# DESCRIPTION OF THE TASK
Omit images. Retype all entries verbatim.

::::::::::

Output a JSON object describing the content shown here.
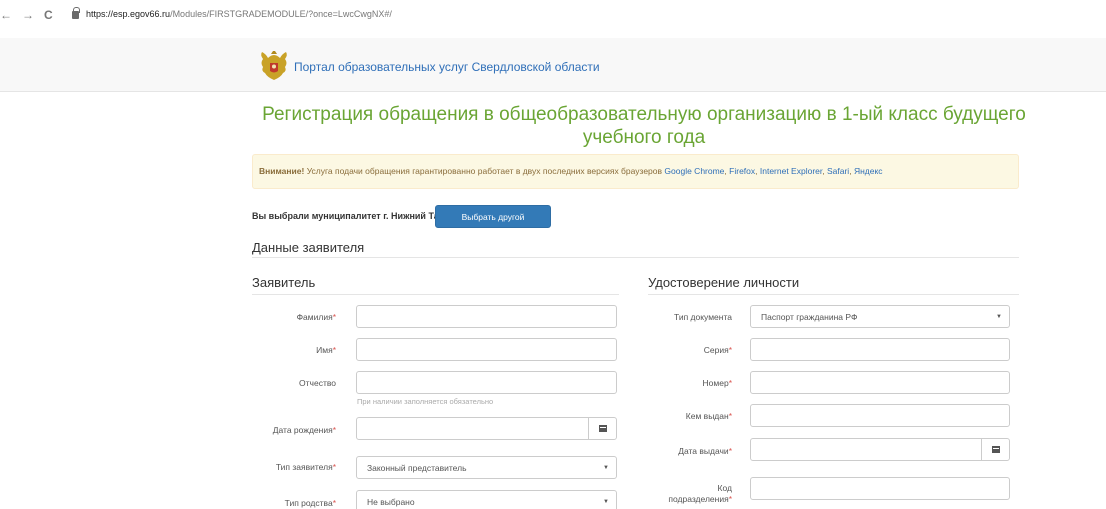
{
  "browser": {
    "back": "←",
    "forward": "→",
    "reload": "C",
    "url_host": "https://esp.egov66.ru",
    "url_path": "/Modules/FIRSTGRADEMODULE/?once=LwcCwgNX#/"
  },
  "header": {
    "portal_title": "Портал образовательных услуг Свердловской области",
    "emblem_icon": "coat-of-arms-icon"
  },
  "page": {
    "title": "Регистрация обращения в общеобразовательную организацию в 1-ый класс будущего учебного года"
  },
  "alert": {
    "strong": "Внимание!",
    "text": " Услуга подачи обращения гарантированно работает в двух последних версиях браузеров ",
    "links": [
      "Google Chrome",
      "Firefox",
      "Internet Explorer",
      "Safari",
      "Яндекс"
    ]
  },
  "municipality": {
    "text": "Вы выбрали муниципалитет г. Нижний Тагил",
    "change_button": "Выбрать другой"
  },
  "sections": {
    "applicant_data": "Данные заявителя",
    "applicant": "Заявитель",
    "identity": "Удостоверение личности"
  },
  "applicant_form": {
    "last_name": "Фамилия",
    "first_name": "Имя",
    "patronymic": "Отчество",
    "patronymic_help": "При наличии заполняется обязательно",
    "birth_date": "Дата рождения",
    "applicant_type": "Тип заявителя",
    "applicant_type_value": "Законный представитель",
    "relation_type": "Тип родства",
    "relation_type_value": "Не выбрано"
  },
  "identity_form": {
    "doc_type": "Тип документа",
    "doc_type_value": "Паспорт гражданина РФ",
    "series": "Серия",
    "number": "Номер",
    "issued_by": "Кем выдан",
    "issue_date": "Дата выдачи",
    "division_code_1": "Код",
    "division_code_2": "подразделения"
  },
  "colors": {
    "title_green": "#6aa534",
    "link_blue": "#2f6fb8",
    "button_blue": "#337ab7",
    "alert_bg": "#fcf8e3",
    "required_red": "#d9534f"
  }
}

::::::::::

# REPLY
Output a JSON object describing the content shown here.
{
  "browser": {
    "back": "←",
    "forward": "→",
    "reload": "C",
    "url_host": "https://esp.egov66.ru",
    "url_path": "/Modules/FIRSTGRADEMODULE/?once=LwcCwgNX#/"
  },
  "header": {
    "portal_title": "Портал образовательных услуг Свердловской области",
    "emblem_icon": "coat-of-arms-icon"
  },
  "page": {
    "title": "Регистрация обращения в общеобразовательную организацию в 1-ый класс будущего учебного года"
  },
  "alert": {
    "strong": "Внимание!",
    "text": " Услуга подачи обращения гарантированно работает в двух последних версиях браузеров ",
    "links": [
      "Google Chrome",
      "Firefox",
      "Internet Explorer",
      "Safari",
      "Яндекс"
    ]
  },
  "municipality": {
    "text": "Вы выбрали муниципалитет г. Нижний Тагил",
    "change_button": "Выбрать другой"
  },
  "sections": {
    "applicant_data": "Данные заявителя",
    "applicant": "Заявитель",
    "identity": "Удостоверение личности"
  },
  "applicant_form": {
    "last_name": "Фамилия",
    "first_name": "Имя",
    "patronymic": "Отчество",
    "patronymic_help": "При наличии заполняется обязательно",
    "birth_date": "Дата рождения",
    "applicant_type": "Тип заявителя",
    "applicant_type_value": "Законный представитель",
    "relation_type": "Тип родства",
    "relation_type_value": "Не выбрано"
  },
  "identity_form": {
    "doc_type": "Тип документа",
    "doc_type_value": "Паспорт гражданина РФ",
    "series": "Серия",
    "number": "Номер",
    "issued_by": "Кем выдан",
    "issue_date": "Дата выдачи",
    "division_code_1": "Код",
    "division_code_2": "подразделения"
  },
  "colors": {
    "title_green": "#6aa534",
    "link_blue": "#2f6fb8",
    "button_blue": "#337ab7",
    "alert_bg": "#fcf8e3",
    "required_red": "#d9534f"
  }
}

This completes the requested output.